Start
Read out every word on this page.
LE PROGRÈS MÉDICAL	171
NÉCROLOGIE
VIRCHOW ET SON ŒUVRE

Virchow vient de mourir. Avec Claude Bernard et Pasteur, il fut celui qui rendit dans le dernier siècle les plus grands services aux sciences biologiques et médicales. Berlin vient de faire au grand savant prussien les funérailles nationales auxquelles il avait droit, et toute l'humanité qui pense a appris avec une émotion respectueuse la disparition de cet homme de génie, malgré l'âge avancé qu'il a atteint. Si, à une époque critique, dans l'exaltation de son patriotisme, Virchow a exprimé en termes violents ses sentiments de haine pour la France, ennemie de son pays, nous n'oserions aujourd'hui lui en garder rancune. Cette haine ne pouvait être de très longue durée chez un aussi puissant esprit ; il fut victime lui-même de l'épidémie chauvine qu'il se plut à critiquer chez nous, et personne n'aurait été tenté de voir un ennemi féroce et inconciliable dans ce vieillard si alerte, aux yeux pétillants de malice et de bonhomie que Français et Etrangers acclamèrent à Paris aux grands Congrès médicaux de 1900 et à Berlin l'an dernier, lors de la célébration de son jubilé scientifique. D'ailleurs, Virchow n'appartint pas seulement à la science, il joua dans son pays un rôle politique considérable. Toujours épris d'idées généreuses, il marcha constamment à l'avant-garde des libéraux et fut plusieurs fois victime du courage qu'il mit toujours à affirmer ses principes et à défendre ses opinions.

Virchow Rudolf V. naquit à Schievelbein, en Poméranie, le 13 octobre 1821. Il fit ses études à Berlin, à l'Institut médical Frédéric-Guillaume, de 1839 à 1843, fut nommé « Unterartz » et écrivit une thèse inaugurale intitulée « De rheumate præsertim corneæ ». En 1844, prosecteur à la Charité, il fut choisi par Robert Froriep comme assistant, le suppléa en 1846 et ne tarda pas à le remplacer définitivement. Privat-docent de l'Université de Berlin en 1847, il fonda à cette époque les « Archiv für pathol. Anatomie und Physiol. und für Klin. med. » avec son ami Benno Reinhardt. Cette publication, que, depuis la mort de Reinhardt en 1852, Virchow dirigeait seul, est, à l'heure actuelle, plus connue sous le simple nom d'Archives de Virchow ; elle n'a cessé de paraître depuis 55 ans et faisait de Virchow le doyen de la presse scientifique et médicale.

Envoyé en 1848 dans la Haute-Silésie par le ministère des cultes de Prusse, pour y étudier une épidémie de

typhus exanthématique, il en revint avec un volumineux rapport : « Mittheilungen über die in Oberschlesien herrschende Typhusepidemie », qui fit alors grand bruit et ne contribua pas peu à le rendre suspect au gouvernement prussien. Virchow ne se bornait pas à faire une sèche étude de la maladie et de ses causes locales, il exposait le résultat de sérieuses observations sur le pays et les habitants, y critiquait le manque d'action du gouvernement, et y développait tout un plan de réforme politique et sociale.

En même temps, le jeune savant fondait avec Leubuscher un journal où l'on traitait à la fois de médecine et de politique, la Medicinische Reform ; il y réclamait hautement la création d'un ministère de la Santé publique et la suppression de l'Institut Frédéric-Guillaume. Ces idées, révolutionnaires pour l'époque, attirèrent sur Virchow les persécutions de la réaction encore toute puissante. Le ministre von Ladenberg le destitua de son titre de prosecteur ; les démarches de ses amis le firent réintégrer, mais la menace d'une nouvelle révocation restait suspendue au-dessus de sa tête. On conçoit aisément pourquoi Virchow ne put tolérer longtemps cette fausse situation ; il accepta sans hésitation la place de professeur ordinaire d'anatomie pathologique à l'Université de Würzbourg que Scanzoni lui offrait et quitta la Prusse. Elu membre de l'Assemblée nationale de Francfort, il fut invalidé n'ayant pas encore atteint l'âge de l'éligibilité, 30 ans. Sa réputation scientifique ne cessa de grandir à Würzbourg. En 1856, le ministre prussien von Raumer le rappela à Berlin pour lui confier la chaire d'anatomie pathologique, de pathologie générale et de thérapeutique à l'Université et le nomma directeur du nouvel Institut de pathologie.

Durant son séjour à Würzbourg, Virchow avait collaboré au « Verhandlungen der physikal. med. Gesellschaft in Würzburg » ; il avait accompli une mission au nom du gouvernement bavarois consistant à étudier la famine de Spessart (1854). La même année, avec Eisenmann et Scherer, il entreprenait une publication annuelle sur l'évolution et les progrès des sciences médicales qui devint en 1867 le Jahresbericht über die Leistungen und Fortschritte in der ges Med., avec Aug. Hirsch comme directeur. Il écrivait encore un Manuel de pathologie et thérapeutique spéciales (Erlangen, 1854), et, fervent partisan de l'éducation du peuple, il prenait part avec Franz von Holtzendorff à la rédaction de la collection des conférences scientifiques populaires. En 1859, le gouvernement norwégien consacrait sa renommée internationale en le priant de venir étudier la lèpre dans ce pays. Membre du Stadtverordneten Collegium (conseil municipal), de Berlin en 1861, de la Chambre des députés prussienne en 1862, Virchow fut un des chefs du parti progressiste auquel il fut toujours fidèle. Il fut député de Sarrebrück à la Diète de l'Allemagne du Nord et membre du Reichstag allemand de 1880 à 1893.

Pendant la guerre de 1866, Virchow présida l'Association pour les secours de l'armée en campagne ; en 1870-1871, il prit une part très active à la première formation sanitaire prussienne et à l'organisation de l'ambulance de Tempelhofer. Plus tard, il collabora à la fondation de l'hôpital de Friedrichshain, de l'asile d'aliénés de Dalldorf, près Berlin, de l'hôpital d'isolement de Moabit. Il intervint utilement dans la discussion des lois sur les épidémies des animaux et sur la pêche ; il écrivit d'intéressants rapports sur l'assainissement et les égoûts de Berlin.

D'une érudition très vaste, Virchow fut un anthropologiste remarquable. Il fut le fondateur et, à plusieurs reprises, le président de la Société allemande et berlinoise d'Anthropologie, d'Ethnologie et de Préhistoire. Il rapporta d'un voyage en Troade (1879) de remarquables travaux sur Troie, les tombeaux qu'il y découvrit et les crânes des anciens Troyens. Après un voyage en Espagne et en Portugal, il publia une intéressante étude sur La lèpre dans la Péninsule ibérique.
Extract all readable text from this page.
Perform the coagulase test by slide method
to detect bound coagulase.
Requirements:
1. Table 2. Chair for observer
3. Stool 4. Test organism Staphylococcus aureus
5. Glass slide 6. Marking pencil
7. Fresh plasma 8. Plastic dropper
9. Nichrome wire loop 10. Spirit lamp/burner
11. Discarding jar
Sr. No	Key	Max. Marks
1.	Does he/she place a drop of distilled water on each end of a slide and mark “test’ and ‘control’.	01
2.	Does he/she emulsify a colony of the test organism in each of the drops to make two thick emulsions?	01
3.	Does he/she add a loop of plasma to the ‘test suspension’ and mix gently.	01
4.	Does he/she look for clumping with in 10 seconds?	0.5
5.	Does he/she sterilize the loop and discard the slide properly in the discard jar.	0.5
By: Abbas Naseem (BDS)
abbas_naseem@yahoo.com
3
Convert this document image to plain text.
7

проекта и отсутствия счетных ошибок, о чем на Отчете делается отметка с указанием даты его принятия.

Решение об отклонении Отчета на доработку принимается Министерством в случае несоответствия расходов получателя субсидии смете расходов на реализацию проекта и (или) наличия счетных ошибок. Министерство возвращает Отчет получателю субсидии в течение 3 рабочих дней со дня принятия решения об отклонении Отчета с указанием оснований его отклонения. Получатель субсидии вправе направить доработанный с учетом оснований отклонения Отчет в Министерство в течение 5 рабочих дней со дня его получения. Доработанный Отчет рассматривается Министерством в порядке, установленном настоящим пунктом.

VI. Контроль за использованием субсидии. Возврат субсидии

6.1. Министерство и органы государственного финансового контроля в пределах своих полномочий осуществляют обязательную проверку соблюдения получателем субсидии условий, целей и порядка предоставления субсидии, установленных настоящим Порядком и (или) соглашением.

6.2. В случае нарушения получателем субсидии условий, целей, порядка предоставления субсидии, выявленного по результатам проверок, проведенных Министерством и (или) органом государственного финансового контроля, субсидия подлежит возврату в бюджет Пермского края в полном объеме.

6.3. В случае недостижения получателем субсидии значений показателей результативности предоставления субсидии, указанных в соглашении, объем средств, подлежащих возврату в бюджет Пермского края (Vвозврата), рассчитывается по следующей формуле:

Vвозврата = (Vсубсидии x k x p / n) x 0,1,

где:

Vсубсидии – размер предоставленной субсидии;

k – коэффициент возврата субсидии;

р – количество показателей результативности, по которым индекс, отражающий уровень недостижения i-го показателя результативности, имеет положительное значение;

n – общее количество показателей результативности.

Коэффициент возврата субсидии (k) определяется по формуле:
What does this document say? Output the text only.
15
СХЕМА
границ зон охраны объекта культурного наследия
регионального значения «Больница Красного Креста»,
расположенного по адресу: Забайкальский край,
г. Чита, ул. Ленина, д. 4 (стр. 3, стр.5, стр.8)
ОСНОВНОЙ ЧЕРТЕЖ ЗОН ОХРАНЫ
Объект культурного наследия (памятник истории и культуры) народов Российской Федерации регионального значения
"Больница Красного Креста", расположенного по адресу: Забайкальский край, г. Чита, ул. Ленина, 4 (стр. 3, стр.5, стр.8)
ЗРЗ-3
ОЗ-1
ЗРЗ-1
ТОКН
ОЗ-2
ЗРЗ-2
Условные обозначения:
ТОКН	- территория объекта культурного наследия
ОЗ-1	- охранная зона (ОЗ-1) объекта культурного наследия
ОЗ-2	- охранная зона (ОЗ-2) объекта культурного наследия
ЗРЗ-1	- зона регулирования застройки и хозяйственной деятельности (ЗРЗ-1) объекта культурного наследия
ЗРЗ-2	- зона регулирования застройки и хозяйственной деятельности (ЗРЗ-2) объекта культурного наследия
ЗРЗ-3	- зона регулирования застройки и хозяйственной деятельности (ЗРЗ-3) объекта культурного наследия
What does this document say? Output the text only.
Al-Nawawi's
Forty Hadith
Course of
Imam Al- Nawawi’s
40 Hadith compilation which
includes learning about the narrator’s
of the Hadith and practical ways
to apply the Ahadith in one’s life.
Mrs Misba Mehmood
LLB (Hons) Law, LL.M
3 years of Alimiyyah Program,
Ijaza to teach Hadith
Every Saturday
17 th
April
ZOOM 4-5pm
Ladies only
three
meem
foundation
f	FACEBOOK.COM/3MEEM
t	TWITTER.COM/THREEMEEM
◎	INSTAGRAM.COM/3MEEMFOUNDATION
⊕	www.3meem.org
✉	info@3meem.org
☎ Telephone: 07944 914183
End
→ Set problem
Give only the count of lines in this material that contain the string "наследия".

→ Exercise output
8